Data entries:
....

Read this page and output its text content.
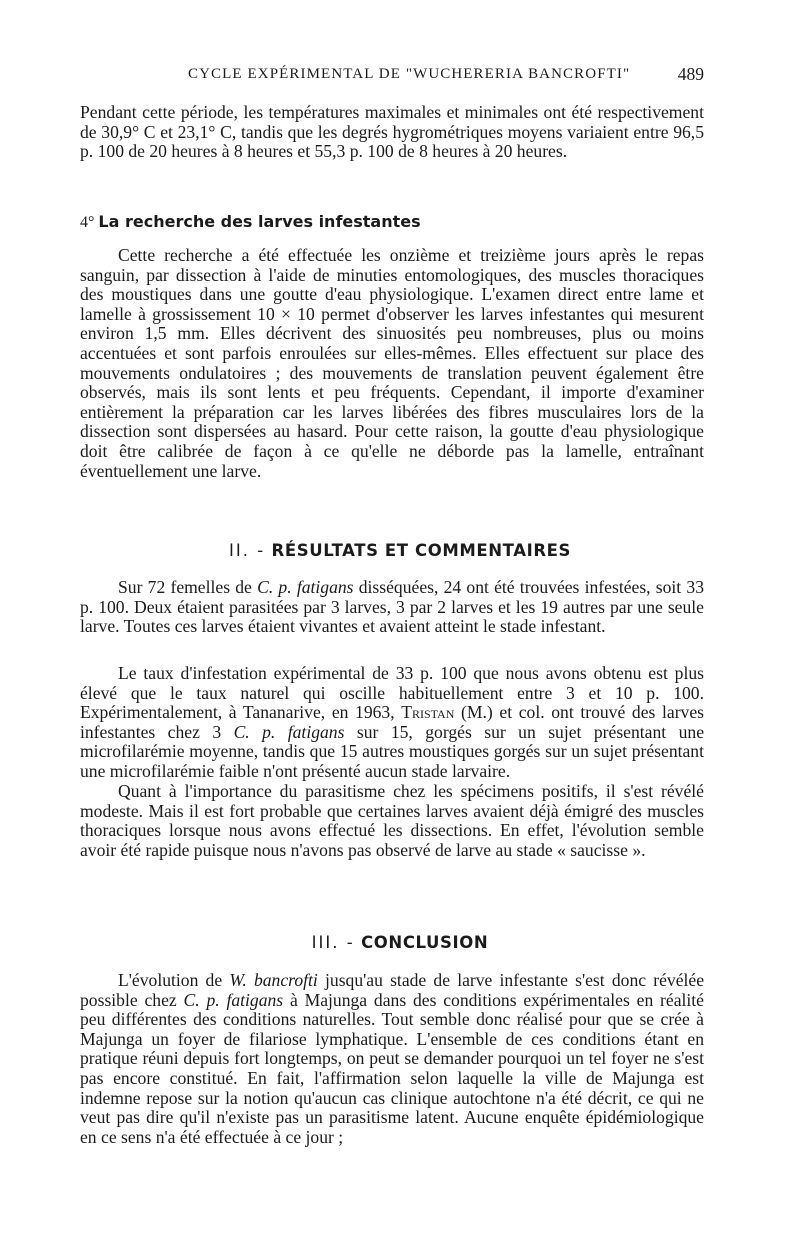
CYCLE EXPÉRIMENTAL DE "WUCHERERIA BANCROFTI"	489

Pendant cette période, les températures maximales et minimales ont été respectivement de 30,9° C et 23,1° C, tandis que les degrés hygrométriques moyens variaient entre 96,5 p. 100 de 20 heures à 8 heures et 55,3 p. 100 de 8 heures à 20 heures.

4° La recherche des larves infestantes

Cette recherche a été effectuée les onzième et treizième jours après le repas sanguin, par dissection à l'aide de minuties entomologiques, des muscles thoraciques des moustiques dans une goutte d'eau physiologique. L'examen direct entre lame et lamelle à grossissement 10 × 10 permet d'observer les larves infestantes qui mesurent environ 1,5 mm. Elles décrivent des sinuosités peu nombreuses, plus ou moins accentuées et sont parfois enroulées sur elles-mêmes. Elles effectuent sur place des mouvements ondulatoires ; des mouvements de translation peuvent également être observés, mais ils sont lents et peu fréquents. Cependant, il importe d'examiner entièrement la préparation car les larves libérées des fibres musculaires lors de la dissection sont dispersées au hasard. Pour cette raison, la goutte d'eau physiologique doit être calibrée de façon à ce qu'elle ne déborde pas la lamelle, entraînant éventuellement une larve.

II. - RÉSULTATS ET COMMENTAIRES

Sur 72 femelles de C. p. fatigans disséquées, 24 ont été trouvées infestées, soit 33 p. 100. Deux étaient parasitées par 3 larves, 3 par 2 larves et les 19 autres par une seule larve. Toutes ces larves étaient vivantes et avaient atteint le stade infestant.

Le taux d'infestation expérimental de 33 p. 100 que nous avons obtenu est plus élevé que le taux naturel qui oscille habituellement entre 3 et 10 p. 100. Expérimentalement, à Tananarive, en 1963, Tristan (M.) et col. ont trouvé des larves infestantes chez 3 C. p. fatigans sur 15, gorgés sur un sujet présentant une microfilarémie moyenne, tandis que 15 autres moustiques gorgés sur un sujet présentant une microfilarémie faible n'ont présenté aucun stade larvaire.

Quant à l'importance du parasitisme chez les spécimens positifs, il s'est révélé modeste. Mais il est fort probable que certaines larves avaient déjà émigré des muscles thoraciques lorsque nous avons effectué les dissections. En effet, l'évolution semble avoir été rapide puisque nous n'avons pas observé de larve au stade « saucisse ».

III. - CONCLUSION

L'évolution de W. bancrofti jusqu'au stade de larve infestante s'est donc révélée possible chez C. p. fatigans à Majunga dans des conditions expérimentales en réalité peu différentes des conditions naturelles. Tout semble donc réalisé pour que se crée à Majunga un foyer de filariose lymphatique. L'ensemble de ces conditions étant en pratique réuni depuis fort longtemps, on peut se demander pourquoi un tel foyer ne s'est pas encore constitué. En fait, l'affirmation selon laquelle la ville de Majunga est indemne repose sur la notion qu'aucun cas clinique autochtone n'a été décrit, ce qui ne veut pas dire qu'il n'existe pas un parasitisme latent. Aucune enquête épidémiologique en ce sens n'a été effectuée à ce jour ;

....

Your task is to repeat the data above exactly while excluding the pictures.

Exercise solution:
Read this page and output its text content.
CYCLE EXPÉRIMENTAL DE "WUCHERERIA BANCROFTI"	489

Pendant cette période, les températures maximales et minimales ont été respectivement de 30,9° C et 23,1° C, tandis que les degrés hygrométriques moyens variaient entre 96,5 p. 100 de 20 heures à 8 heures et 55,3 p. 100 de 8 heures à 20 heures.

4° La recherche des larves infestantes

Cette recherche a été effectuée les onzième et treizième jours après le repas sanguin, par dissection à l'aide de minuties entomologiques, des muscles thoraciques des moustiques dans une goutte d'eau physiologique. L'examen direct entre lame et lamelle à grossissement 10 × 10 permet d'observer les larves infestantes qui mesurent environ 1,5 mm. Elles décrivent des sinuosités peu nombreuses, plus ou moins accentuées et sont parfois enroulées sur elles-mêmes. Elles effectuent sur place des mouvements ondulatoires ; des mouvements de translation peuvent également être observés, mais ils sont lents et peu fréquents. Cependant, il importe d'examiner entièrement la préparation car les larves libérées des fibres musculaires lors de la dissection sont dispersées au hasard. Pour cette raison, la goutte d'eau physiologique doit être calibrée de façon à ce qu'elle ne déborde pas la lamelle, entraînant éventuellement une larve.

II. - RÉSULTATS ET COMMENTAIRES

Sur 72 femelles de C. p. fatigans disséquées, 24 ont été trouvées infestées, soit 33 p. 100. Deux étaient parasitées par 3 larves, 3 par 2 larves et les 19 autres par une seule larve. Toutes ces larves étaient vivantes et avaient atteint le stade infestant.

Le taux d'infestation expérimental de 33 p. 100 que nous avons obtenu est plus élevé que le taux naturel qui oscille habituellement entre 3 et 10 p. 100. Expérimentalement, à Tananarive, en 1963, Tristan (M.) et col. ont trouvé des larves infestantes chez 3 C. p. fatigans sur 15, gorgés sur un sujet présentant une microfilarémie moyenne, tandis que 15 autres moustiques gorgés sur un sujet présentant une microfilarémie faible n'ont présenté aucun stade larvaire.

Quant à l'importance du parasitisme chez les spécimens positifs, il s'est révélé modeste. Mais il est fort probable que certaines larves avaient déjà émigré des muscles thoraciques lorsque nous avons effectué les dissections. En effet, l'évolution semble avoir été rapide puisque nous n'avons pas observé de larve au stade « saucisse ».

III. - CONCLUSION

L'évolution de W. bancrofti jusqu'au stade de larve infestante s'est donc révélée possible chez C. p. fatigans à Majunga dans des conditions expérimentales en réalité peu différentes des conditions naturelles. Tout semble donc réalisé pour que se crée à Majunga un foyer de filariose lymphatique. L'ensemble de ces conditions étant en pratique réuni depuis fort longtemps, on peut se demander pourquoi un tel foyer ne s'est pas encore constitué. En fait, l'affirmation selon laquelle la ville de Majunga est indemne repose sur la notion qu'aucun cas clinique autochtone n'a été décrit, ce qui ne veut pas dire qu'il n'existe pas un parasitisme latent. Aucune enquête épidémiologique en ce sens n'a été effectuée à ce jour ;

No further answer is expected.